▸ **TASK REQUIREMENTS**:
Every entry must be given again exactly.

▸ **INPUT**:

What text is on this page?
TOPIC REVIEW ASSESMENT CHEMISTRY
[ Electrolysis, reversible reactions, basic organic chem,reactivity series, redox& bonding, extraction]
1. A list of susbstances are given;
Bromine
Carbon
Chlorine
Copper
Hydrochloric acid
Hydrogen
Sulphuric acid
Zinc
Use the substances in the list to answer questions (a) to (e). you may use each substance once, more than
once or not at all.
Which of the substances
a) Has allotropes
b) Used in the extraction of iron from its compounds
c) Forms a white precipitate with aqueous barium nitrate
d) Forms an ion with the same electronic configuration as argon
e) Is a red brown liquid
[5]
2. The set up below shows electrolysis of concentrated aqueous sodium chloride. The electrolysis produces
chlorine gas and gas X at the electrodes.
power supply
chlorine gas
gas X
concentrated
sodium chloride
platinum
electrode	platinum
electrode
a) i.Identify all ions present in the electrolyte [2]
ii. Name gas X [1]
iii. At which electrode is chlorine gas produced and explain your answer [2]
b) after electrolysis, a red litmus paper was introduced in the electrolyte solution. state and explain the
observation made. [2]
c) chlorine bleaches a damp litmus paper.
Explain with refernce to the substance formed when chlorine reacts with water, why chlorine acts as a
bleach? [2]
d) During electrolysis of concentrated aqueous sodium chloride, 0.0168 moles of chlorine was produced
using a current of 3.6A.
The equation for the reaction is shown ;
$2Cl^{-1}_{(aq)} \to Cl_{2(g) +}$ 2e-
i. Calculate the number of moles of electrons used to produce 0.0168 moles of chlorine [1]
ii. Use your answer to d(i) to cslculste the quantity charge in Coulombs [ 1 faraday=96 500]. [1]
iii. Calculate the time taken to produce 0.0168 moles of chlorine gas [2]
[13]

▸ **FINISHED EXERCISE**:
What text is on this page?
TOPIC REVIEW ASSESMENT CHEMISTRY
[ Electrolysis, reversible reactions, basic organic chem,reactivity series, redox& bonding, extraction]
1. A list of susbstances are given;
Bromine
Carbon
Chlorine
Copper
Hydrochloric acid
Hydrogen
Sulphuric acid
Zinc
Use the substances in the list to answer questions (a) to (e). you may use each substance once, more than
once or not at all.
Which of the substances
a) Has allotropes
b) Used in the extraction of iron from its compounds
c) Forms a white precipitate with aqueous barium nitrate
d) Forms an ion with the same electronic configuration as argon
e) Is a red brown liquid
[5]
2. The set up below shows electrolysis of concentrated aqueous sodium chloride. The electrolysis produces
chlorine gas and gas X at the electrodes.
power supply
chlorine gas
gas X
concentrated
sodium chloride
platinum
electrode	platinum
electrode
a) i.Identify all ions present in the electrolyte [2]
ii. Name gas X [1]
iii. At which electrode is chlorine gas produced and explain your answer [2]
b) after electrolysis, a red litmus paper was introduced in the electrolyte solution. state and explain the
observation made. [2]
c) chlorine bleaches a damp litmus paper.
Explain with refernce to the substance formed when chlorine reacts with water, why chlorine acts as a
bleach? [2]
d) During electrolysis of concentrated aqueous sodium chloride, 0.0168 moles of chlorine was produced
using a current of 3.6A.
The equation for the reaction is shown ;
$2Cl^{-1}_{(aq)} \to Cl_{2(g) +}$ 2e-
i. Calculate the number of moles of electrons used to produce 0.0168 moles of chlorine [1]
ii. Use your answer to d(i) to cslculste the quantity charge in Coulombs [ 1 faraday=96 500]. [1]
iii. Calculate the time taken to produce 0.0168 moles of chlorine gas [2]
[13]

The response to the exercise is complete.